* WHAT IS ASKED
Restate the entries below word for word, omitting nothing.

* DATA ROWS
────────

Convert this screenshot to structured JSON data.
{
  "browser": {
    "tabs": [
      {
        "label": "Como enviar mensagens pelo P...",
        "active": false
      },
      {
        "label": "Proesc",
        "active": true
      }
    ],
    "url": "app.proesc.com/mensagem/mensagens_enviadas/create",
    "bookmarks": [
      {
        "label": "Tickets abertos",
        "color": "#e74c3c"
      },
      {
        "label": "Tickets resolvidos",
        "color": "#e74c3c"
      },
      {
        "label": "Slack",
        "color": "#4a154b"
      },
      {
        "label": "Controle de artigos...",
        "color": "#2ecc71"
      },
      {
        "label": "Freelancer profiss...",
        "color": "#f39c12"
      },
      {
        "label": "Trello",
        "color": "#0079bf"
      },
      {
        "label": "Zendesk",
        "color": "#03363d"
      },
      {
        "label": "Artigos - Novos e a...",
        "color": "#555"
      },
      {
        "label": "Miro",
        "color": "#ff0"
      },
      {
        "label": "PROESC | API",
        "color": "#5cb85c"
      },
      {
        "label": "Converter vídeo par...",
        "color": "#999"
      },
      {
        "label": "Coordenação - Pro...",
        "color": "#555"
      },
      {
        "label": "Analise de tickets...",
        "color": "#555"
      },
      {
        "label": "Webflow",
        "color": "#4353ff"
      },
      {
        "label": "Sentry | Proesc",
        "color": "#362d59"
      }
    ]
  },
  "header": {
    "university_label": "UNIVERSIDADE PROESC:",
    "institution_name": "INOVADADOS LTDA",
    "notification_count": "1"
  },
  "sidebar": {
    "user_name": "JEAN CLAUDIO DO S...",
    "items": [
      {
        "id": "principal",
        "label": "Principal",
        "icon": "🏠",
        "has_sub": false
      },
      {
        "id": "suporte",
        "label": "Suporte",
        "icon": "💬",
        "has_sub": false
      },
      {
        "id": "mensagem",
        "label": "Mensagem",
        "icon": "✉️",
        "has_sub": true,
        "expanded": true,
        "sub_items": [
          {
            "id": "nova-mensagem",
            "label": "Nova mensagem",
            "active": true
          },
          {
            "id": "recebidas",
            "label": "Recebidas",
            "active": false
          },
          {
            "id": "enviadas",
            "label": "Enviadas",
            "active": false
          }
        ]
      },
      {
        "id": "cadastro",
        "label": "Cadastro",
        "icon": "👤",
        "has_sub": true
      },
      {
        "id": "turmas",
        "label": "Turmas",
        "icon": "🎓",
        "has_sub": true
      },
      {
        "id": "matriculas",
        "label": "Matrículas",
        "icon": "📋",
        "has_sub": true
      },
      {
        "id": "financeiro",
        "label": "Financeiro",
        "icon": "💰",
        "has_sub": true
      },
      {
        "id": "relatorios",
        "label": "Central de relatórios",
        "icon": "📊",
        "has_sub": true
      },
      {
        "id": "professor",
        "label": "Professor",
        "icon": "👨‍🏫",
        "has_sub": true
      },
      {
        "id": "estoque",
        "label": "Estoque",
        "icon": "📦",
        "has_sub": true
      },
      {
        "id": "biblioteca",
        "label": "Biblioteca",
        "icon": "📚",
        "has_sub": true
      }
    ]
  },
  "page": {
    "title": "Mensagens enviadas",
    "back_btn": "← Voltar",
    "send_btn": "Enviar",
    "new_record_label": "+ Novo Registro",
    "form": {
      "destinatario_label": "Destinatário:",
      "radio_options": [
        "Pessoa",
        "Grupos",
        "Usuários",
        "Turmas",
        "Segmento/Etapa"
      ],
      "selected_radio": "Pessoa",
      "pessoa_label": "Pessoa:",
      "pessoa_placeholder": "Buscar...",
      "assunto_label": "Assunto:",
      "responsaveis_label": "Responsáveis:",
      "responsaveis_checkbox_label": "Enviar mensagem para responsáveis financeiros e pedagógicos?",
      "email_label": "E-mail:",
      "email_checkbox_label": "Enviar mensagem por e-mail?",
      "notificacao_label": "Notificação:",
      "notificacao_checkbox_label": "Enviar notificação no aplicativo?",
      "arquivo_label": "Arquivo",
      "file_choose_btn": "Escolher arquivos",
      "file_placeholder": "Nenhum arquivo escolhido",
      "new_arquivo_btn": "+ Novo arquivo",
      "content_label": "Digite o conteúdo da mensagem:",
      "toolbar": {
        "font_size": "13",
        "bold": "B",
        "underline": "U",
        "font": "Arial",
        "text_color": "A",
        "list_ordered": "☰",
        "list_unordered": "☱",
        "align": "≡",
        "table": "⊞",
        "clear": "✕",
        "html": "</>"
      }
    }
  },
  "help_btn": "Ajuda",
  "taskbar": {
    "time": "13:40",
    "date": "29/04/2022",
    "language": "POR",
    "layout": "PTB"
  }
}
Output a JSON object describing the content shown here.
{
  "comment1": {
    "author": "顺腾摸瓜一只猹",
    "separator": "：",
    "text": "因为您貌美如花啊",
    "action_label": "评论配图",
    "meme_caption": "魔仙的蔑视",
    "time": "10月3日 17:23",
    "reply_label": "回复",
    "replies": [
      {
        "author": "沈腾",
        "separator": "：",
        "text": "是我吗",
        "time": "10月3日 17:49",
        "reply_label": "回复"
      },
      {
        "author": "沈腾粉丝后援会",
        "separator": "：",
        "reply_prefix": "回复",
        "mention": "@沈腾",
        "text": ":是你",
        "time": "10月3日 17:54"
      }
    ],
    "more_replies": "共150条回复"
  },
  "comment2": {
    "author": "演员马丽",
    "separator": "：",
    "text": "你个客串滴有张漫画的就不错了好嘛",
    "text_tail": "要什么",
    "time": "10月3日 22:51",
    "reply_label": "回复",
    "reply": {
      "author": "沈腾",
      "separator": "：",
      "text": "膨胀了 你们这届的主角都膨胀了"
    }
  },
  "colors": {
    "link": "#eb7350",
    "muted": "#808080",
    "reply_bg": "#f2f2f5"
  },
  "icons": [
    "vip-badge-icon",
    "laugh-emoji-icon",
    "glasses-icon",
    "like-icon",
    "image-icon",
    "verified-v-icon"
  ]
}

────────

* FINAL RESULT
Convert this screenshot to structured JSON data.
{
  "browser": {
    "tabs": [
      {
        "label": "Como enviar mensagens pelo P...",
        "active": false
      },
      {
        "label": "Proesc",
        "active": true
      }
    ],
    "url": "app.proesc.com/mensagem/mensagens_enviadas/create",
    "bookmarks": [
      {
        "label": "Tickets abertos",
        "color": "#e74c3c"
      },
      {
        "label": "Tickets resolvidos",
        "color": "#e74c3c"
      },
      {
        "label": "Slack",
        "color": "#4a154b"
      },
      {
        "label": "Controle de artigos...",
        "color": "#2ecc71"
      },
      {
        "label": "Freelancer profiss...",
        "color": "#f39c12"
      },
      {
        "label": "Trello",
        "color": "#0079bf"
      },
      {
        "label": "Zendesk",
        "color": "#03363d"
      },
      {
        "label": "Artigos - Novos e a...",
        "color": "#555"
      },
      {
        "label": "Miro",
        "color": "#ff0"
      },
      {
        "label": "PROESC | API",
        "color": "#5cb85c"
      },
      {
        "label": "Converter vídeo par...",
        "color": "#999"
      },
      {
        "label": "Coordenação - Pro...",
        "color": "#555"
      },
      {
        "label": "Analise de tickets...",
        "color": "#555"
      },
      {
        "label": "Webflow",
        "color": "#4353ff"
      },
      {
        "label": "Sentry | Proesc",
        "color": "#362d59"
      }
    ]
  },
  "header": {
    "university_label": "UNIVERSIDADE PROESC:",
    "institution_name": "INOVADADOS LTDA",
    "notification_count": "1"
  },
  "sidebar": {
    "user_name": "JEAN CLAUDIO DO S...",
    "items": [
      {
        "id": "principal",
        "label": "Principal",
        "icon": "🏠",
        "has_sub": false
      },
      {
        "id": "suporte",
        "label": "Suporte",
        "icon": "💬",
        "has_sub": false
      },
      {
        "id": "mensagem",
        "label": "Mensagem",
        "icon": "✉️",
        "has_sub": true,
        "expanded": true,
        "sub_items": [
          {
            "id": "nova-mensagem",
            "label": "Nova mensagem",
            "active": true
          },
          {
            "id": "recebidas",
            "label": "Recebidas",
            "active": false
          },
          {
            "id": "enviadas",
            "label": "Enviadas",
            "active": false
          }
        ]
      },
      {
        "id": "cadastro",
        "label": "Cadastro",
        "icon": "👤",
        "has_sub": true
      },
      {
        "id": "turmas",
        "label": "Turmas",
        "icon": "🎓",
        "has_sub": true
      },
      {
        "id": "matriculas",
        "label": "Matrículas",
        "icon": "📋",
        "has_sub": true
      },
      {
        "id": "financeiro",
        "label": "Financeiro",
        "icon": "💰",
        "has_sub": true
      },
      {
        "id": "relatorios",
        "label": "Central de relatórios",
        "icon": "📊",
        "has_sub": true
      },
      {
        "id": "professor",
        "label": "Professor",
        "icon": "👨‍🏫",
        "has_sub": true
      },
      {
        "id": "estoque",
        "label": "Estoque",
        "icon": "📦",
        "has_sub": true
      },
      {
        "id": "biblioteca",
        "label": "Biblioteca",
        "icon": "📚",
        "has_sub": true
      }
    ]
  },
  "page": {
    "title": "Mensagens enviadas",
    "back_btn": "← Voltar",
    "send_btn": "Enviar",
    "new_record_label": "+ Novo Registro",
    "form": {
      "destinatario_label": "Destinatário:",
      "radio_options": [
        "Pessoa",
        "Grupos",
        "Usuários",
        "Turmas",
        "Segmento/Etapa"
      ],
      "selected_radio": "Pessoa",
      "pessoa_label": "Pessoa:",
      "pessoa_placeholder": "Buscar...",
      "assunto_label": "Assunto:",
      "responsaveis_label": "Responsáveis:",
      "responsaveis_checkbox_label": "Enviar mensagem para responsáveis financeiros e pedagógicos?",
      "email_label": "E-mail:",
      "email_checkbox_label": "Enviar mensagem por e-mail?",
      "notificacao_label": "Notificação:",
      "notificacao_checkbox_label": "Enviar notificação no aplicativo?",
      "arquivo_label": "Arquivo",
      "file_choose_btn": "Escolher arquivos",
      "file_placeholder": "Nenhum arquivo escolhido",
      "new_arquivo_btn": "+ Novo arquivo",
      "content_label": "Digite o conteúdo da mensagem:",
      "toolbar": {
        "font_size": "13",
        "bold": "B",
        "underline": "U",
        "font": "Arial",
        "text_color": "A",
        "list_ordered": "☰",
        "list_unordered": "☱",
        "align": "≡",
        "table": "⊞",
        "clear": "✕",
        "html": "</>"
      }
    }
  },
  "help_btn": "Ajuda",
  "taskbar": {
    "time": "13:40",
    "date": "29/04/2022",
    "language": "POR",
    "layout": "PTB"
  }
}
Output a JSON object describing the content shown here.
{
  "comment1": {
    "author": "顺腾摸瓜一只猹",
    "separator": "：",
    "text": "因为您貌美如花啊",
    "action_label": "评论配图",
    "meme_caption": "魔仙的蔑视",
    "time": "10月3日 17:23",
    "reply_label": "回复",
    "replies": [
      {
        "author": "沈腾",
        "separator": "：",
        "text": "是我吗",
        "time": "10月3日 17:49",
        "reply_label": "回复"
      },
      {
        "author": "沈腾粉丝后援会",
        "separator": "：",
        "reply_prefix": "回复",
        "mention": "@沈腾",
        "text": ":是你",
        "time": "10月3日 17:54"
      }
    ],
    "more_replies": "共150条回复"
  },
  "comment2": {
    "author": "演员马丽",
    "separator": "：",
    "text": "你个客串滴有张漫画的就不错了好嘛",
    "text_tail": "要什么",
    "time": "10月3日 22:51",
    "reply_label": "回复",
    "reply": {
      "author": "沈腾",
      "separator": "：",
      "text": "膨胀了 你们这届的主角都膨胀了"
    }
  },
  "colors": {
    "link": "#eb7350",
    "muted": "#808080",
    "reply_bg": "#f2f2f5"
  },
  "icons": [
    "vip-badge-icon",
    "laugh-emoji-icon",
    "glasses-icon",
    "like-icon",
    "image-icon",
    "verified-v-icon"
  ]
}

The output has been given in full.